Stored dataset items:
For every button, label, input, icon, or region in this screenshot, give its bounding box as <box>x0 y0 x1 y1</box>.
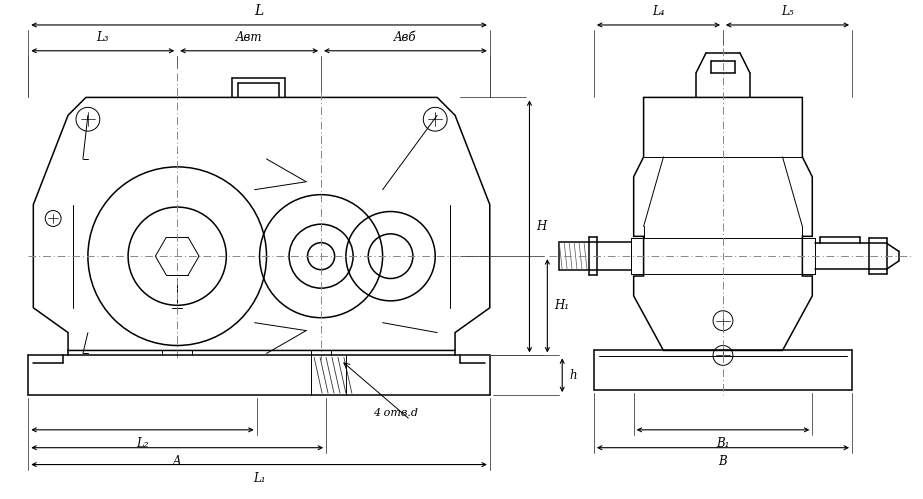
Text: B: B <box>719 455 727 468</box>
Text: L₄: L₄ <box>653 5 665 18</box>
Text: L: L <box>255 4 264 18</box>
Text: A: A <box>173 455 182 468</box>
Text: L₃: L₃ <box>97 31 109 44</box>
Text: H₁: H₁ <box>555 299 569 312</box>
Text: L₅: L₅ <box>781 5 794 18</box>
Text: L₂: L₂ <box>137 437 149 450</box>
Text: h: h <box>569 369 577 382</box>
Text: L₁: L₁ <box>253 472 265 485</box>
Text: B₁: B₁ <box>716 437 730 450</box>
Text: Aвт: Aвт <box>236 31 262 44</box>
Text: 4 отв.d: 4 отв.d <box>373 408 418 418</box>
Text: H: H <box>536 220 546 233</box>
Text: Aвб: Aвб <box>394 31 416 44</box>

Task brief = How many lines in the items above contain the string "every", with case counting? Reply with the number only.

Answer to this problem = 1